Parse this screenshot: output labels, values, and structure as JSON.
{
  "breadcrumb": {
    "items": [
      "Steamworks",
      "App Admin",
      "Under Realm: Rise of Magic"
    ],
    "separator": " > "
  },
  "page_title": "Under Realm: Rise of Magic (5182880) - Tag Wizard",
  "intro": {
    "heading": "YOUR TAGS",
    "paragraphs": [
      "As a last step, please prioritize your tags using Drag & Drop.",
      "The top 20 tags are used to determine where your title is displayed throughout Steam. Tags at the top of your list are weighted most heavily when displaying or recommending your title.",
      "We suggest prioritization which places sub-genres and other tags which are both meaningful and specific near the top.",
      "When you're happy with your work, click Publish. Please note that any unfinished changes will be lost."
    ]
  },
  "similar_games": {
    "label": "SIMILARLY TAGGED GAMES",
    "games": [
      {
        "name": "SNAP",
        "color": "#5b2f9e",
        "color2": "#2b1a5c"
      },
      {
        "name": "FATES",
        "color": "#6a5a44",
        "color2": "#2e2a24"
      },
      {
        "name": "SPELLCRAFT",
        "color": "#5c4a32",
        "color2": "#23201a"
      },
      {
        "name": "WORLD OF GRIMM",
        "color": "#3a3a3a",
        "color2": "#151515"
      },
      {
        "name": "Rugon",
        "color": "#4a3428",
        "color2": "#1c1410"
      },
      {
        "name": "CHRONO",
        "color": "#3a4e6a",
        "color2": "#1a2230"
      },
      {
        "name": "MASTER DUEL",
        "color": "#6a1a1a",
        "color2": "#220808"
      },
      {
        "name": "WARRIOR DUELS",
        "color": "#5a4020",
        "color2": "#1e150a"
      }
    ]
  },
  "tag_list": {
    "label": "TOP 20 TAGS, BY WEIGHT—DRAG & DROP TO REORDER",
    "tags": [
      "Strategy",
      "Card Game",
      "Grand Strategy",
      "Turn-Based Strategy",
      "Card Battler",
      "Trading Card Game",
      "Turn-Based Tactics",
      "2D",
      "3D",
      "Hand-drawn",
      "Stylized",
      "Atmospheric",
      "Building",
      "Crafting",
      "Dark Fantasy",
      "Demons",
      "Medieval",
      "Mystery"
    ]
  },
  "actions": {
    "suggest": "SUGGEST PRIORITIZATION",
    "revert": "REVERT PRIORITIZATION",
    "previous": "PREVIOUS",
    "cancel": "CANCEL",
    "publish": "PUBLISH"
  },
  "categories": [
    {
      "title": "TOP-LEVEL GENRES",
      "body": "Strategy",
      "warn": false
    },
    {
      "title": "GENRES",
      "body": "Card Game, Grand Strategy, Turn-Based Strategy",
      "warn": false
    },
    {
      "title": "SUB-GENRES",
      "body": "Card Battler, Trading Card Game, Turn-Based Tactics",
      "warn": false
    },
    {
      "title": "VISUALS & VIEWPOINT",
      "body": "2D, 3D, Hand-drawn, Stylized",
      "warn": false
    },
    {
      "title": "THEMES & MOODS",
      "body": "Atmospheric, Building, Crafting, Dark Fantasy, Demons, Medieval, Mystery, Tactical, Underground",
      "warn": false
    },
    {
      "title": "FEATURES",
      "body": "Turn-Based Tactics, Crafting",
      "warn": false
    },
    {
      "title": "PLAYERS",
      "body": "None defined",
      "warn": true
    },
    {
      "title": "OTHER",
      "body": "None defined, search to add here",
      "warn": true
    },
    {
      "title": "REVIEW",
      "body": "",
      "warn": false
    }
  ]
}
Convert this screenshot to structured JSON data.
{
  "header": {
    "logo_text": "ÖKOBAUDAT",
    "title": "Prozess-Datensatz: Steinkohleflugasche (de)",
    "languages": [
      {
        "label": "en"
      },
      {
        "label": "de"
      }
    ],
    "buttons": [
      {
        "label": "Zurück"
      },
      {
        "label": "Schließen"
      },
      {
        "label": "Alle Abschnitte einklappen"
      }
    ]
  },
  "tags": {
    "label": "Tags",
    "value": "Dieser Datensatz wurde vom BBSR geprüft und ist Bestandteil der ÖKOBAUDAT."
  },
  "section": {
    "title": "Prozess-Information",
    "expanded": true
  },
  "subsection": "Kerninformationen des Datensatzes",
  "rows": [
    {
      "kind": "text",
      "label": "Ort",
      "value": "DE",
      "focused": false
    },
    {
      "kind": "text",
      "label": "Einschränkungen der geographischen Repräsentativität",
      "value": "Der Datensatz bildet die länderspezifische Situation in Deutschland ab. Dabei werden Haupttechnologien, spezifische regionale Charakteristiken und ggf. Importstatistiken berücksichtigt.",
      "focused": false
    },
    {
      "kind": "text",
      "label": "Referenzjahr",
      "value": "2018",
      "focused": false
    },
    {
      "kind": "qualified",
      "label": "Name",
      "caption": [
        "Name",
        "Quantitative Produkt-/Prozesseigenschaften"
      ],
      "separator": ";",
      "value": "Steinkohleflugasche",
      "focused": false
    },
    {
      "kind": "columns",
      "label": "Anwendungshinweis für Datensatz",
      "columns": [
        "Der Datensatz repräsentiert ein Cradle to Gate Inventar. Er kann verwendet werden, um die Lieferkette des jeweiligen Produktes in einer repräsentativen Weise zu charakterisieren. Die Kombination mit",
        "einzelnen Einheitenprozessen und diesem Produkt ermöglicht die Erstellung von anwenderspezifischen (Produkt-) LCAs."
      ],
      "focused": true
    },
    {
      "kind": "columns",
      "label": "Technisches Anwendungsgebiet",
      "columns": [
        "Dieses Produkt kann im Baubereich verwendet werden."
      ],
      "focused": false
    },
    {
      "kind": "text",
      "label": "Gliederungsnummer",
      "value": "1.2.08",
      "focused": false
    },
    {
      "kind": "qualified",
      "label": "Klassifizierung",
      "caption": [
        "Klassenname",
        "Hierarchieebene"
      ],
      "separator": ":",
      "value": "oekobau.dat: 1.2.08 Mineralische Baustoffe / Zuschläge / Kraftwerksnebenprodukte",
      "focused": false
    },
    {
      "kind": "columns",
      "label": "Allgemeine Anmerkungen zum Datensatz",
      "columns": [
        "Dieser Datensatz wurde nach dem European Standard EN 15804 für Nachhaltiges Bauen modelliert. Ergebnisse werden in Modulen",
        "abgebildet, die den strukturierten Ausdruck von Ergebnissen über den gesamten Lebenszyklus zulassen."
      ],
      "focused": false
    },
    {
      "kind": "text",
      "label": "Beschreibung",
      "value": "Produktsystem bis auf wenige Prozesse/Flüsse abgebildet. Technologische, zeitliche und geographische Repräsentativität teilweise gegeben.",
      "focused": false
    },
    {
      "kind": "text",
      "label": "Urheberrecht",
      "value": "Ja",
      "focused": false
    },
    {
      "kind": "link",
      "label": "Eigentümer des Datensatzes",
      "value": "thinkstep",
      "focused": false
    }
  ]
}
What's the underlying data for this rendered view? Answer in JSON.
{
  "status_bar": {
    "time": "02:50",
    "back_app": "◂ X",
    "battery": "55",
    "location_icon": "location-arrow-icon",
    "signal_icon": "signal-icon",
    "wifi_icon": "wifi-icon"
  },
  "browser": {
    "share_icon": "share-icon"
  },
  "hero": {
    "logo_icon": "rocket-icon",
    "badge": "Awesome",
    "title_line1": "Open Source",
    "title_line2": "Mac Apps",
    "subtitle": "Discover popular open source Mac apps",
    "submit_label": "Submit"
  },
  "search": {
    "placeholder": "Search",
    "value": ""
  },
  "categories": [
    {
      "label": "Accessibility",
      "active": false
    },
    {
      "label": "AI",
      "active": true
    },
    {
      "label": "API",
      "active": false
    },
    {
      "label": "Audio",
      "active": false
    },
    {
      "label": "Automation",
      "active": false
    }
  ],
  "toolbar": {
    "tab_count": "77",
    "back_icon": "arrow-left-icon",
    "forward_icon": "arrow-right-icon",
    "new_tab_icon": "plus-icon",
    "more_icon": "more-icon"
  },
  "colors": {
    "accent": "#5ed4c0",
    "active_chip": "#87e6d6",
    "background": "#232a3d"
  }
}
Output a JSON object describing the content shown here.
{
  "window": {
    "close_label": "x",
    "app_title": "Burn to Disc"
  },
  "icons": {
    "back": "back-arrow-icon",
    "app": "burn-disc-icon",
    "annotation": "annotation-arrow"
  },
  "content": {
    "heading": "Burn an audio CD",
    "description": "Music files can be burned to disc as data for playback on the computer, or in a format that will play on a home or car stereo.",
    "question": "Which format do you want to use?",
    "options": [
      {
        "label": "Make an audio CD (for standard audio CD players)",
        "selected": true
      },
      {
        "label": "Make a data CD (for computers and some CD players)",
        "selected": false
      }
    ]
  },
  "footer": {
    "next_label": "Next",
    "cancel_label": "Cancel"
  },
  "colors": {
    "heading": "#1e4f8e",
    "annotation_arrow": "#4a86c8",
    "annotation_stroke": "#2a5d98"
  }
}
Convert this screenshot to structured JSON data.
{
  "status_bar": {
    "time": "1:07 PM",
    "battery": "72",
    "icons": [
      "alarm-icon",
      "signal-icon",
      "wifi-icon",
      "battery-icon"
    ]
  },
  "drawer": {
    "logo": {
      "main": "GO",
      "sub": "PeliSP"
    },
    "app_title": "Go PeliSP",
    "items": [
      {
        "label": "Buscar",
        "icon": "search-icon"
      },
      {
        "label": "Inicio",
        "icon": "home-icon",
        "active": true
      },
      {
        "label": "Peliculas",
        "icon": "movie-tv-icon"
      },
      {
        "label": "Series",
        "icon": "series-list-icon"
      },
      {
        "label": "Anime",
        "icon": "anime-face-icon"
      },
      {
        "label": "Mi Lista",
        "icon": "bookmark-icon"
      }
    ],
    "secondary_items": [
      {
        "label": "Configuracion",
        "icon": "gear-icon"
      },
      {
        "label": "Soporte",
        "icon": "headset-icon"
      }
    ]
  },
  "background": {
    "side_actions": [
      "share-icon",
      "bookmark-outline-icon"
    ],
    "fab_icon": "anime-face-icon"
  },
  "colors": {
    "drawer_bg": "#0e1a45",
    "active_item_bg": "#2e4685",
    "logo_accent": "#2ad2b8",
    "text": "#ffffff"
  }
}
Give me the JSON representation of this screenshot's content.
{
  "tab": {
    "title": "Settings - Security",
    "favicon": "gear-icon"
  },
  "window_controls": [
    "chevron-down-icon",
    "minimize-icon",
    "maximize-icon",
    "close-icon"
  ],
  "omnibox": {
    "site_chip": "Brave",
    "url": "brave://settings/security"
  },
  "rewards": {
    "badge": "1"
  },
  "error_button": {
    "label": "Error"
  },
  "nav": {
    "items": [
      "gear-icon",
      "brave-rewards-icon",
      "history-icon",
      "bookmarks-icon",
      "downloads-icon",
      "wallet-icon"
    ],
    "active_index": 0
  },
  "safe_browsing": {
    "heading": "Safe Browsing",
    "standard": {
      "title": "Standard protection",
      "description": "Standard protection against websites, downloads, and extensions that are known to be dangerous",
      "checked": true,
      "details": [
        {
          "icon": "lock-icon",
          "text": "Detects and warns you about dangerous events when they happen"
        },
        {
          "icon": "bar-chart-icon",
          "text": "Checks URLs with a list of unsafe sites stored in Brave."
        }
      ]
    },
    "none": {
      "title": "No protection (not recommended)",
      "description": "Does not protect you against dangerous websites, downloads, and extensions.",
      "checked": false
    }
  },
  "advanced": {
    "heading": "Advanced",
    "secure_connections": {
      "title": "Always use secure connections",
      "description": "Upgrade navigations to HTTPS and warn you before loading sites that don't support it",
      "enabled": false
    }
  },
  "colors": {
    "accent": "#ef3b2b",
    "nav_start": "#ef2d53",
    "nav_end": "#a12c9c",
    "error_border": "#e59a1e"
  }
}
++++++++++
### Aim
Search the data above for the string "Magic" and return every line that has it.

### Expected answer
      "Under Realm: Rise of Magic"
  "page_title": "Under Realm: Rise of Magic (5182880) - Tag Wizard",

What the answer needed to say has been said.